>> Start TASK INPUTS

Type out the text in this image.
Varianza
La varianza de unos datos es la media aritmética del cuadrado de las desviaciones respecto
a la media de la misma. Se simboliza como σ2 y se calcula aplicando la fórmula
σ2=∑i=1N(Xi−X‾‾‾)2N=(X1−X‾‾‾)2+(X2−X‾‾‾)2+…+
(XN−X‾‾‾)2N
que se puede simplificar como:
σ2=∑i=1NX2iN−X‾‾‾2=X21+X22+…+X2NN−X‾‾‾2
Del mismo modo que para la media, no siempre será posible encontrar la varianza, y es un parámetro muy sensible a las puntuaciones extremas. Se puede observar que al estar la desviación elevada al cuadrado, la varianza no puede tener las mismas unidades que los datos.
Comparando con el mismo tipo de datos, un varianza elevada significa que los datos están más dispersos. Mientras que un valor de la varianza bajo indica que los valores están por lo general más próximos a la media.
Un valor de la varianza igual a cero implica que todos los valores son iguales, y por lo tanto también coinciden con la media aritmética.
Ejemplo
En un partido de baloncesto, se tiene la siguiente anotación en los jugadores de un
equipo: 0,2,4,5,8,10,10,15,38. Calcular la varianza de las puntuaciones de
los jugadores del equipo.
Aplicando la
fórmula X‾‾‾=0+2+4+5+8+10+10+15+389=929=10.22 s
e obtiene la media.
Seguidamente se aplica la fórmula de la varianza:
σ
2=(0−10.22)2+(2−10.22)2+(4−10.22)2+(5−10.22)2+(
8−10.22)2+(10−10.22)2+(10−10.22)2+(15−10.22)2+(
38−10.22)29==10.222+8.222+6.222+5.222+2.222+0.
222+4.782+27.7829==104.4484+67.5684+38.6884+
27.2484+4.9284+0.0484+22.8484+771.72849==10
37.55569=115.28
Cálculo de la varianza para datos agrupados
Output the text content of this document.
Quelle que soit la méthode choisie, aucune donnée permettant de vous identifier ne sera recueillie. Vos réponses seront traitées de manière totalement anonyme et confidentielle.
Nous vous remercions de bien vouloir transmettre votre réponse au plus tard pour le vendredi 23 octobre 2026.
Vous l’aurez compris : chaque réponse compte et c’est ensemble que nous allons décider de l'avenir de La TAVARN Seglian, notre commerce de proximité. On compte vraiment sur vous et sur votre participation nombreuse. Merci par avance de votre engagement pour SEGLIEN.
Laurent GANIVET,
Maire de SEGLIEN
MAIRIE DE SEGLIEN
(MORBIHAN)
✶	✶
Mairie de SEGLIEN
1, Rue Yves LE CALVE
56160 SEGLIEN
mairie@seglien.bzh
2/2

>> End TASK INPUTS

**REQUIREMENTS**
Write out exactly the lines from the line holding "Output the text content of this document." through the last line of the data, and nothing besides those lines.

**FINAL ANSWER**
Output the text content of this document.
Quelle que soit la méthode choisie, aucune donnée permettant de vous identifier ne sera recueillie. Vos réponses seront traitées de manière totalement anonyme et confidentielle.
Nous vous remercions de bien vouloir transmettre votre réponse au plus tard pour le vendredi 23 octobre 2026.
Vous l’aurez compris : chaque réponse compte et c’est ensemble que nous allons décider de l'avenir de La TAVARN Seglian, notre commerce de proximité. On compte vraiment sur vous et sur votre participation nombreuse. Merci par avance de votre engagement pour SEGLIEN.
Laurent GANIVET,
Maire de SEGLIEN
MAIRIE DE SEGLIEN
(MORBIHAN)
✶	✶
Mairie de SEGLIEN
1, Rue Yves LE CALVE
56160 SEGLIEN
mairie@seglien.bzh
2/2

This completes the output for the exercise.